- [Source data]:
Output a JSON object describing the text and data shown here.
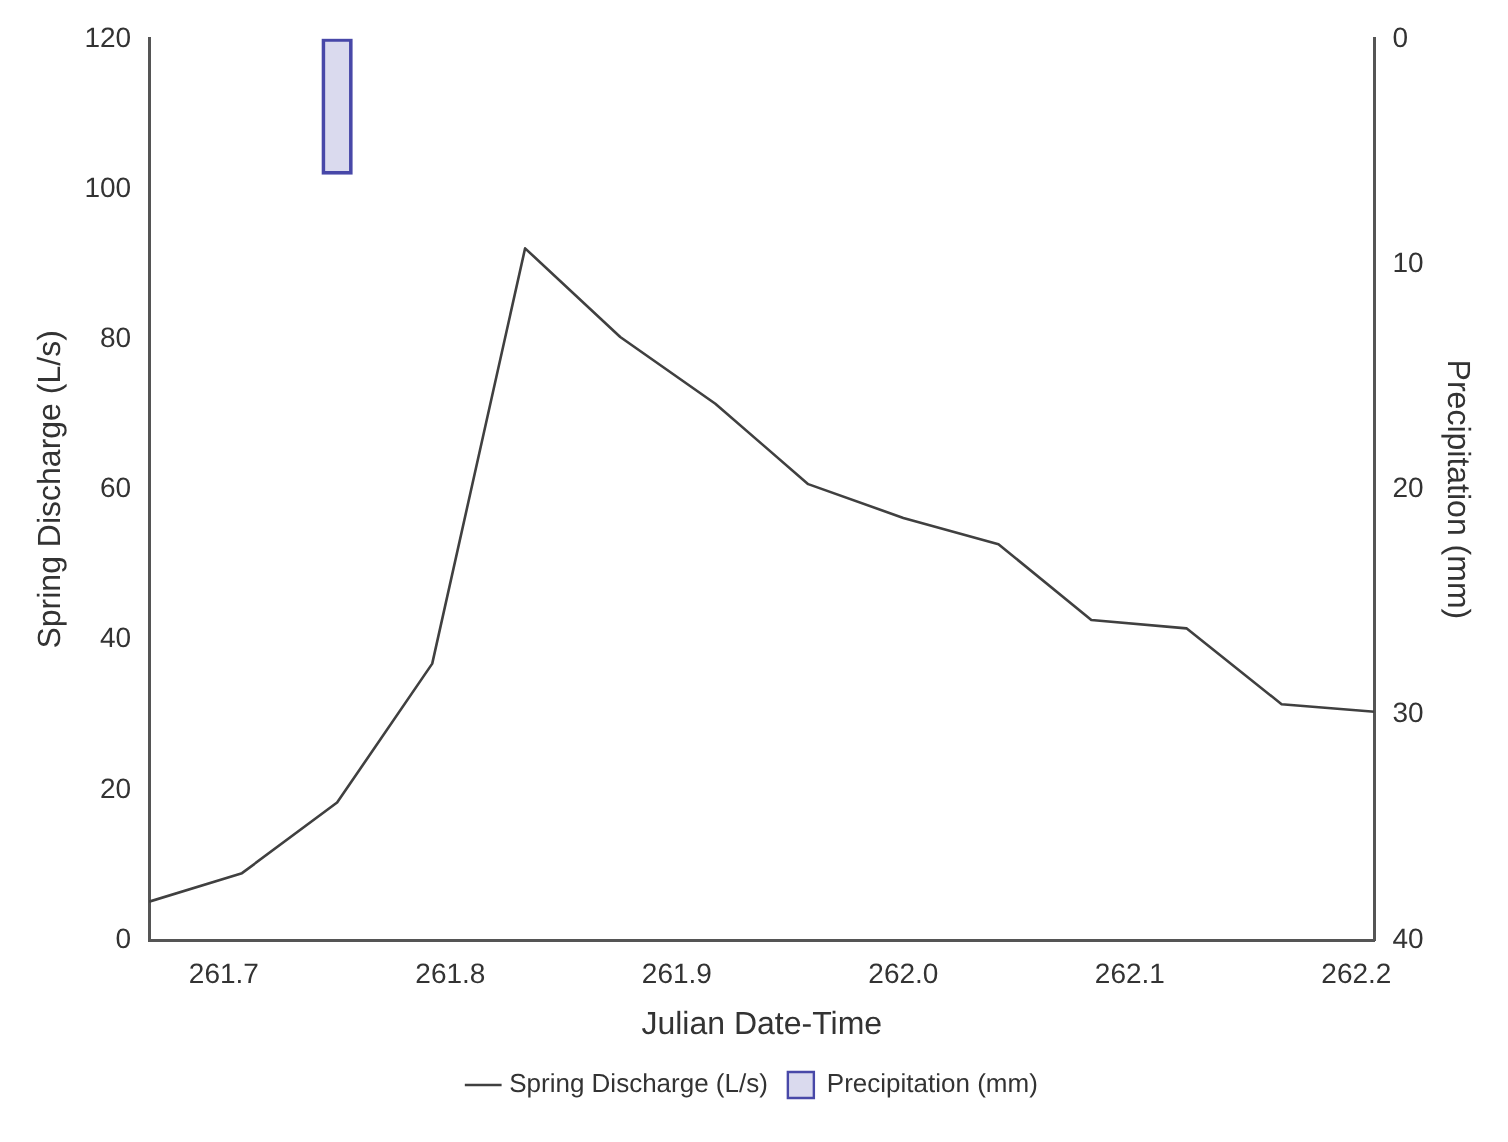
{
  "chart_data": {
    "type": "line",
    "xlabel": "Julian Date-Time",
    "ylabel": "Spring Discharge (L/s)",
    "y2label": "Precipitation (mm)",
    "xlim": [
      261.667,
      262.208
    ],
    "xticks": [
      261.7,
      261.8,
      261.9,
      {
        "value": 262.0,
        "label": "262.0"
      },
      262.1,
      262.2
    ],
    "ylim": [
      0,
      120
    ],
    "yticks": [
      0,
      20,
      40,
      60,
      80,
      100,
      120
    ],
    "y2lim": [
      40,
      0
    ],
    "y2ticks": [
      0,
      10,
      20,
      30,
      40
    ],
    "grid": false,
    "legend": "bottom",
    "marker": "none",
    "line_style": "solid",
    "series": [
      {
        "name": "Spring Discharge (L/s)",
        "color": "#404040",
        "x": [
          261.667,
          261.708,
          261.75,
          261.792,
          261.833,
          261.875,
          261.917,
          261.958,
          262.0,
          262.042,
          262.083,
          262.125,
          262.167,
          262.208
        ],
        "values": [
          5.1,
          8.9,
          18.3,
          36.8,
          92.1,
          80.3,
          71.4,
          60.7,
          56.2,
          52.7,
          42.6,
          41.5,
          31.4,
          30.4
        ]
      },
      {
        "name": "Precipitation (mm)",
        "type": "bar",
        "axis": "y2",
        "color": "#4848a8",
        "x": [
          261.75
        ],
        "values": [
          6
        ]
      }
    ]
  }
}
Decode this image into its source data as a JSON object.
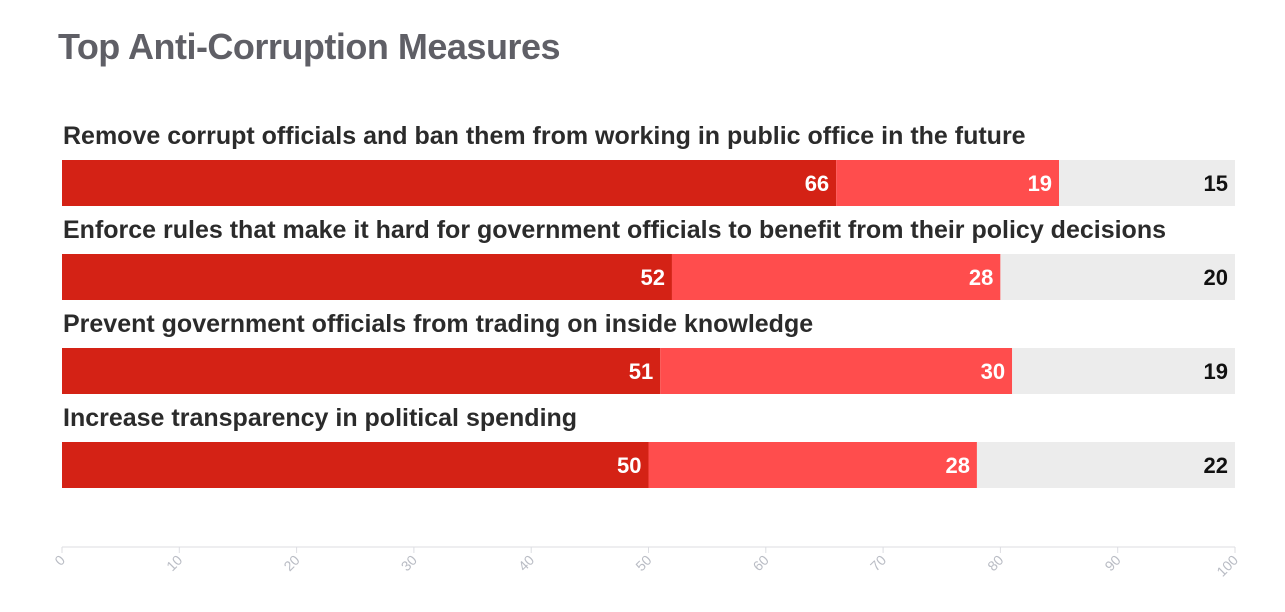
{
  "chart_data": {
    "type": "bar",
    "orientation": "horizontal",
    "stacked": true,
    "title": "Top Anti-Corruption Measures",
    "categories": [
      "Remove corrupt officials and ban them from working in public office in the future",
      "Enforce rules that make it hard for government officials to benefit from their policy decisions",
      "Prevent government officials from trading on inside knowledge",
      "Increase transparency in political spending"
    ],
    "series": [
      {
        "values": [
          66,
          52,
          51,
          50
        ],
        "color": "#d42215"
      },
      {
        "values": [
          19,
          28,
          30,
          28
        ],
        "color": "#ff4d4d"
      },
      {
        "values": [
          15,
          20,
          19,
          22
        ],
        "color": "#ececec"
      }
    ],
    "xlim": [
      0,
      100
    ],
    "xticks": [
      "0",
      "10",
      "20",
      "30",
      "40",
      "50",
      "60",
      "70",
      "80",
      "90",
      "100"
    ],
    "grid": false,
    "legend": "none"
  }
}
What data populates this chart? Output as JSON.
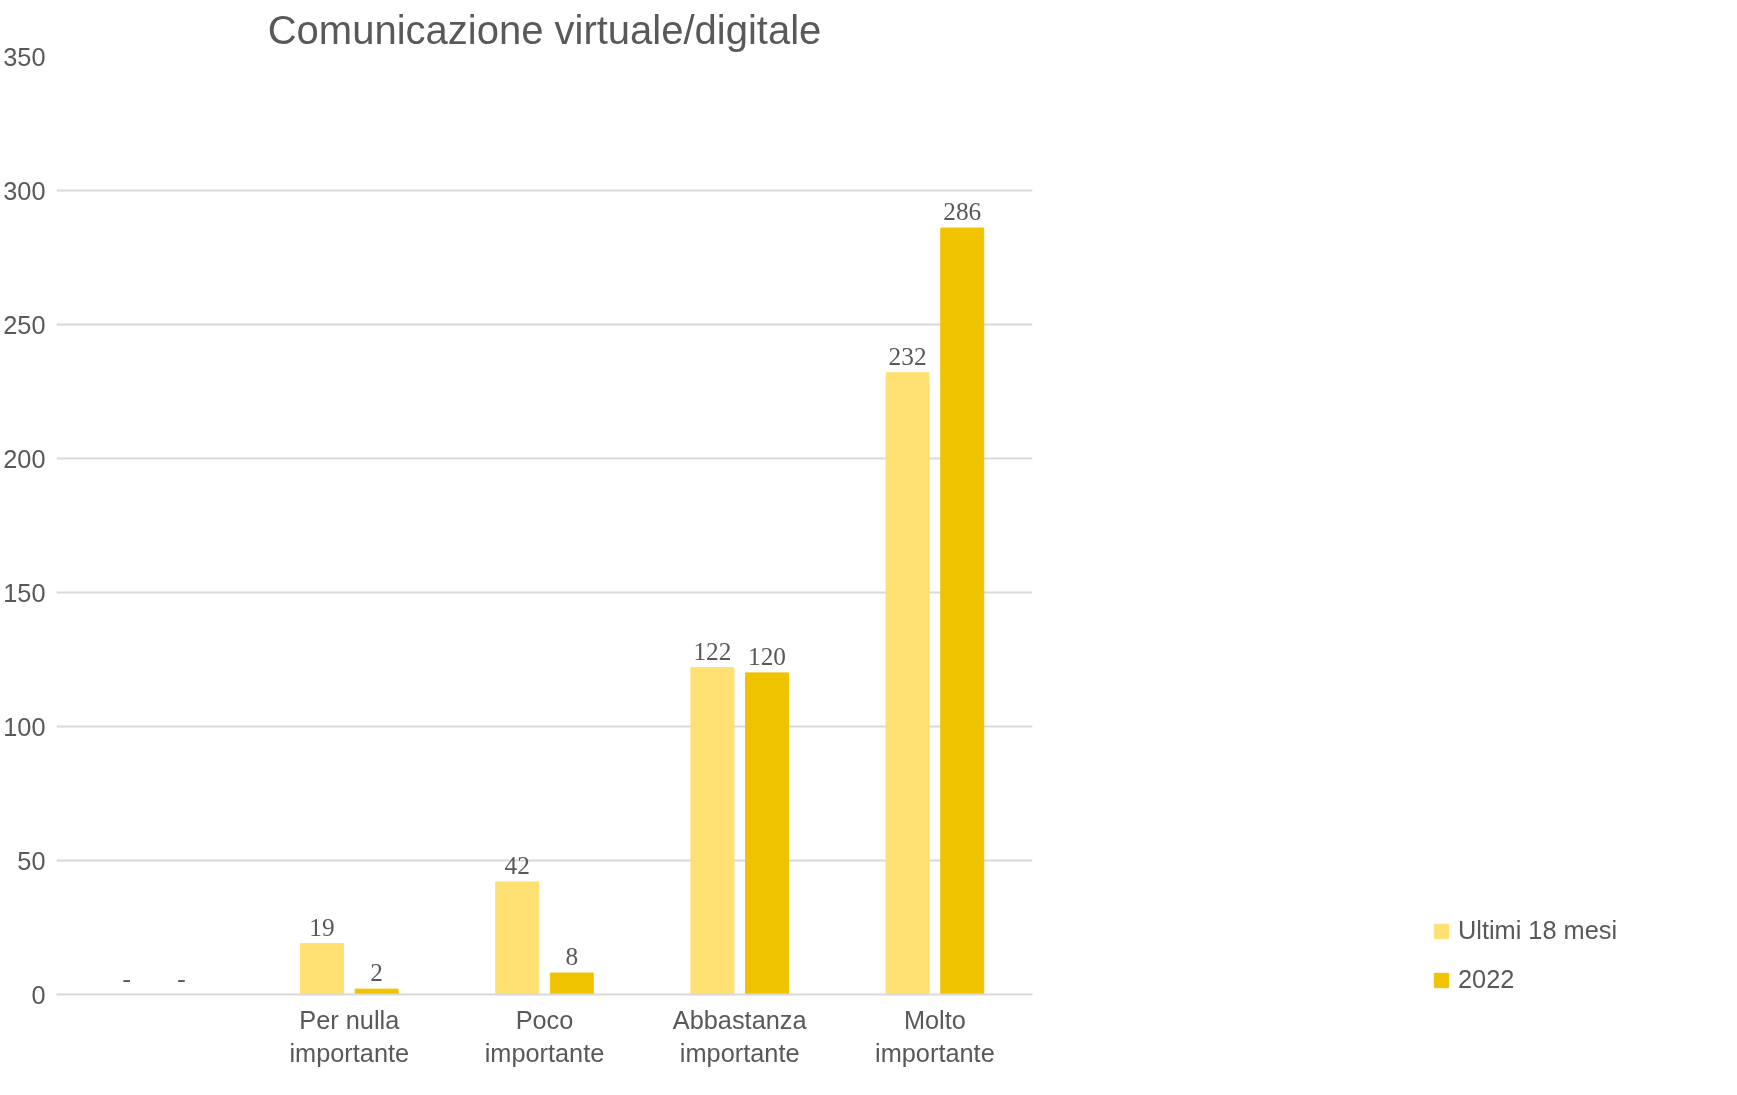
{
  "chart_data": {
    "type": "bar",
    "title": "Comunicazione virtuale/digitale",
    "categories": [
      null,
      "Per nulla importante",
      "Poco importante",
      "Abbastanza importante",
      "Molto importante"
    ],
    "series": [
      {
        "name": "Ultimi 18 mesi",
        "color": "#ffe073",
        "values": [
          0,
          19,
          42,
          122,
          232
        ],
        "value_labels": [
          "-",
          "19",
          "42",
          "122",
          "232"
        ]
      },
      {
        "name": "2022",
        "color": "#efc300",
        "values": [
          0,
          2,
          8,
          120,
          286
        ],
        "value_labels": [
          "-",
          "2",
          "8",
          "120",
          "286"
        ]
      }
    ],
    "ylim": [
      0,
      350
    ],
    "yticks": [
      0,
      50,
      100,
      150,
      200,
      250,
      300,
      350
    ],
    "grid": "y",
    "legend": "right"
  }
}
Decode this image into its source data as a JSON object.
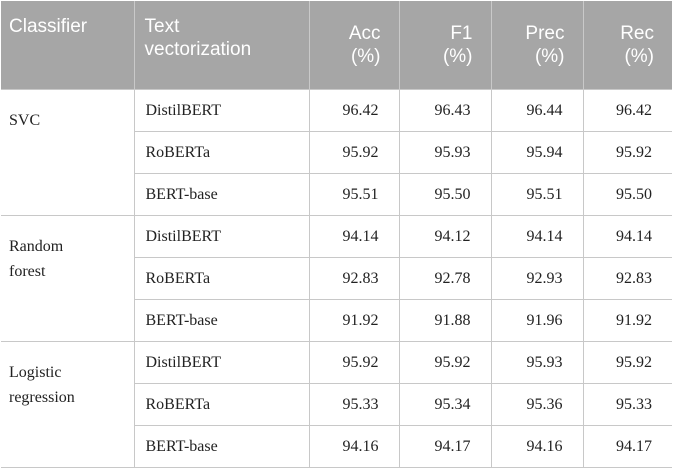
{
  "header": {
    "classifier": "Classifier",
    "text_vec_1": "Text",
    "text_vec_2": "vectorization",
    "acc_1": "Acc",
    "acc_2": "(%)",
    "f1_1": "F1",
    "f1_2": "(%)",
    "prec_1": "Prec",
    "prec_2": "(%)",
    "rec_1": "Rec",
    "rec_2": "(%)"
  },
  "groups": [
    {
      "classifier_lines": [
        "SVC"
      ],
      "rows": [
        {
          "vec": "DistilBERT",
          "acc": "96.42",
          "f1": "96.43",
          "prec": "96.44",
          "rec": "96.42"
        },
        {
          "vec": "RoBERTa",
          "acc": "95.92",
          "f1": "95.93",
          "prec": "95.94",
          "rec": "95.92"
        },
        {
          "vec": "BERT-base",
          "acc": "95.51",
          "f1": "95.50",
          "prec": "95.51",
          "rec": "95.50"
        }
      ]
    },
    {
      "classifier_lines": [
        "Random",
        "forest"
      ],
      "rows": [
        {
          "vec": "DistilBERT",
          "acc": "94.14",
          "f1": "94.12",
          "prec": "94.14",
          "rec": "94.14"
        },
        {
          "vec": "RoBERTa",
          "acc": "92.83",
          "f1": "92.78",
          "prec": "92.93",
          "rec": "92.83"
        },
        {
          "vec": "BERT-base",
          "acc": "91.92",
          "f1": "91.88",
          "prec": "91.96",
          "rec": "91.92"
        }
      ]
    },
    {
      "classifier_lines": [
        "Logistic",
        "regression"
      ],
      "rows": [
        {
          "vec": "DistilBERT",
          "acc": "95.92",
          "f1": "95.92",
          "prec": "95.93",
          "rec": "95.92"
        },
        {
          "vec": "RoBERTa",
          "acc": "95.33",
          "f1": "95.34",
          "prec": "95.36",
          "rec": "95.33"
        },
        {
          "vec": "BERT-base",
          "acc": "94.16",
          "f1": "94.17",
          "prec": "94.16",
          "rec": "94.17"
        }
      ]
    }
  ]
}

- [Work instructions]: Repeat the material above in full and exactly, apart from the pictures.

- [Answer]:
Output a JSON object describing the text and data shown here.
{
  "chart_data": {
    "type": "line",
    "xlabel": "Julian Date-Time",
    "ylabel": "Spring Discharge (L/s)",
    "y2label": "Precipitation (mm)",
    "xlim": [
      261.667,
      262.208
    ],
    "xticks": [
      261.7,
      261.8,
      261.9,
      {
        "value": 262.0,
        "label": "262.0"
      },
      262.1,
      262.2
    ],
    "ylim": [
      0,
      120
    ],
    "yticks": [
      0,
      20,
      40,
      60,
      80,
      100,
      120
    ],
    "y2lim": [
      40,
      0
    ],
    "y2ticks": [
      0,
      10,
      20,
      30,
      40
    ],
    "grid": false,
    "legend": "bottom",
    "marker": "none",
    "line_style": "solid",
    "series": [
      {
        "name": "Spring Discharge (L/s)",
        "color": "#404040",
        "x": [
          261.667,
          261.708,
          261.75,
          261.792,
          261.833,
          261.875,
          261.917,
          261.958,
          262.0,
          262.042,
          262.083,
          262.125,
          262.167,
          262.208
        ],
        "values": [
          5.1,
          8.9,
          18.3,
          36.8,
          92.1,
          80.3,
          71.4,
          60.7,
          56.2,
          52.7,
          42.6,
          41.5,
          31.4,
          30.4
        ]
      },
      {
        "name": "Precipitation (mm)",
        "type": "bar",
        "axis": "y2",
        "color": "#4848a8",
        "x": [
          261.75
        ],
        "values": [
          6
        ]
      }
    ]
  }
}
Decode this image into its source data as a JSON object.
{
  "chart_data": {
    "type": "bar",
    "orientation": "horizontal",
    "stacked": true,
    "title": "Top Anti-Corruption Measures",
    "categories": [
      "Remove corrupt officials and ban them from working in public office in the future",
      "Enforce rules that make it hard for government officials to benefit from their policy decisions",
      "Prevent government officials from trading on inside knowledge",
      "Increase transparency in political spending"
    ],
    "series": [
      {
        "values": [
          66,
          52,
          51,
          50
        ],
        "color": "#d42215"
      },
      {
        "values": [
          19,
          28,
          30,
          28
        ],
        "color": "#ff4d4d"
      },
      {
        "values": [
          15,
          20,
          19,
          22
        ],
        "color": "#ececec"
      }
    ],
    "xlim": [
      0,
      100
    ],
    "xticks": [
      "0",
      "10",
      "20",
      "30",
      "40",
      "50",
      "60",
      "70",
      "80",
      "90",
      "100"
    ],
    "grid": false,
    "legend": "none"
  }
}
What data populates this chart? Output as JSON.
{
  "chart_data": {
    "type": "bar",
    "title": "Comunicazione virtuale/digitale",
    "categories": [
      null,
      "Per nulla importante",
      "Poco importante",
      "Abbastanza importante",
      "Molto importante"
    ],
    "series": [
      {
        "name": "Ultimi 18 mesi",
        "color": "#ffe073",
        "values": [
          0,
          19,
          42,
          122,
          232
        ],
        "value_labels": [
          "-",
          "19",
          "42",
          "122",
          "232"
        ]
      },
      {
        "name": "2022",
        "color": "#efc300",
        "values": [
          0,
          2,
          8,
          120,
          286
        ],
        "value_labels": [
          "-",
          "2",
          "8",
          "120",
          "286"
        ]
      }
    ],
    "ylim": [
      0,
      350
    ],
    "yticks": [
      0,
      50,
      100,
      150,
      200,
      250,
      300,
      350
    ],
    "grid": "y",
    "legend": "right"
  }
}
Decode this image into its source data as a JSON object.
{
  "header": {
    "classifier": "Classifier",
    "text_vec_1": "Text",
    "text_vec_2": "vectorization",
    "acc_1": "Acc",
    "acc_2": "(%)",
    "f1_1": "F1",
    "f1_2": "(%)",
    "prec_1": "Prec",
    "prec_2": "(%)",
    "rec_1": "Rec",
    "rec_2": "(%)"
  },
  "groups": [
    {
      "classifier_lines": [
        "SVC"
      ],
      "rows": [
        {
          "vec": "DistilBERT",
          "acc": "96.42",
          "f1": "96.43",
          "prec": "96.44",
          "rec": "96.42"
        },
        {
          "vec": "RoBERTa",
          "acc": "95.92",
          "f1": "95.93",
          "prec": "95.94",
          "rec": "95.92"
        },
        {
          "vec": "BERT-base",
          "acc": "95.51",
          "f1": "95.50",
          "prec": "95.51",
          "rec": "95.50"
        }
      ]
    },
    {
      "classifier_lines": [
        "Random",
        "forest"
      ],
      "rows": [
        {
          "vec": "DistilBERT",
          "acc": "94.14",
          "f1": "94.12",
          "prec": "94.14",
          "rec": "94.14"
        },
        {
          "vec": "RoBERTa",
          "acc": "92.83",
          "f1": "92.78",
          "prec": "92.93",
          "rec": "92.83"
        },
        {
          "vec": "BERT-base",
          "acc": "91.92",
          "f1": "91.88",
          "prec": "91.96",
          "rec": "91.92"
        }
      ]
    },
    {
      "classifier_lines": [
        "Logistic",
        "regression"
      ],
      "rows": [
        {
          "vec": "DistilBERT",
          "acc": "95.92",
          "f1": "95.92",
          "prec": "95.93",
          "rec": "95.92"
        },
        {
          "vec": "RoBERTa",
          "acc": "95.33",
          "f1": "95.34",
          "prec": "95.36",
          "rec": "95.33"
        },
        {
          "vec": "BERT-base",
          "acc": "94.16",
          "f1": "94.17",
          "prec": "94.16",
          "rec": "94.17"
        }
      ]
    }
  ]
}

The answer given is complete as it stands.